Is there a site that anyone would recommend buying the RAM from for cheap??
Well, OWC (the site where I linked that video from) has a 4GB kit for sale for like $240, which is pretty nice. I think someone posted another place selling other RAM for a similar price.
If i get the 17" 2GIG RAM,would i only have to buy another stick of 2 GIG ram? or do i have to get the whole 4 GIG kit?
Spotlight indexing?Anyone else have a similar experience or explanation?
I don't know. Someone here said it was probably indexing the hard drive for spotlight, beats me. The tslowdown lasted all the way through installs of CS3, FCP studio, and about 3 more hours of just sitting still and charging.
Other things that could get stolen: car, lunch, money, wallet, watch, pants, nuclear missle plans.
If you are that paranoid about it you should be using windows.
Also don't beleive everything you see on "Laptop Anti-Theft" websites, it's called marketing.
If you want me to comment on the rest of our debate I can, I'm just to lazy to do it now.
not that i'm trying to get in the last word, but i just see serious logical errors here.
first of all, i lived in providence for five years during a time when muggings were rampant, and lived in a pretty bad neighborhood in the boston area for a year also.
secondly, it would be truly naive to get facts regarding theft rates from companies that desperately want to sell you theft-deterrents.
thirdly, the whole reason i posted before is because your wording was vastly exaggerating a very small risk. what you've said above is only marginally less misleading.
fourth, i'm not fooling myself about anything: i've already lived with a laptop for many years, some of them in bad neighborhoods, knowing a hundred other people with laptops in the same bad neighborhoods, and none of us had any problems. look, you just don't take your laptop out with you if you're going to be walking at night in a bad neighborhood. the odds of someone mugging you in broad daylight (especially on a busy campus, for example) are just so tiny, and if someone breaks into your apartment, they're going to take whatever computer you have, laptop or not.
"
I really mean no offense to this but you haven't lived in a bad neighborhood and if you did only for a year...not your whole life... providence was never on a list of America's worst cities... you may have had some punk teenagers causing some trouble but nothing on the scale of DC and Baltimore or Chicago. Either way you're still missing the point.
You don't know 100 people that live in your neighborhood with laptops...
and getting your info from any site on the web can be considered naive...
the moments that you never saw it coming and never thought it would happen.
Just because it is a small risk where you come from doesn't mean that college students and consumers in other areas of the world should take things litely.

Data records:
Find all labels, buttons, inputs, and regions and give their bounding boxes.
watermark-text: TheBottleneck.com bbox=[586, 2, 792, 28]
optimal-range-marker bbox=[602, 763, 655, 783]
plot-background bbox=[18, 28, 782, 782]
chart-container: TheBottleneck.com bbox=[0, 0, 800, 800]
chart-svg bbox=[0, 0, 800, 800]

Task list ->
A: Answer these from the forum thread:
(i) What price does OWC charge for a 4GB kit?
(ii) How many years did one poster live in Providence?
(iii) Which two programs were installed while the slowdown lasted?
B: Please repeat everything in the forum thread from "first of all, i" down to "sell you theft-deterrents.".
The listing plays no part in any of this.

Answers given ->
A:
(i) About $240.
(ii) Five years.
(iii) CS3 and FCP studio.

B:
first of all, i lived in providence for five years during a time when muggings were rampant, and lived in a pretty bad neighborhood in the boston area for a year also.
secondly, it would be truly naive to get facts regarding theft rates from companies that desperately want to sell you theft-deterrents.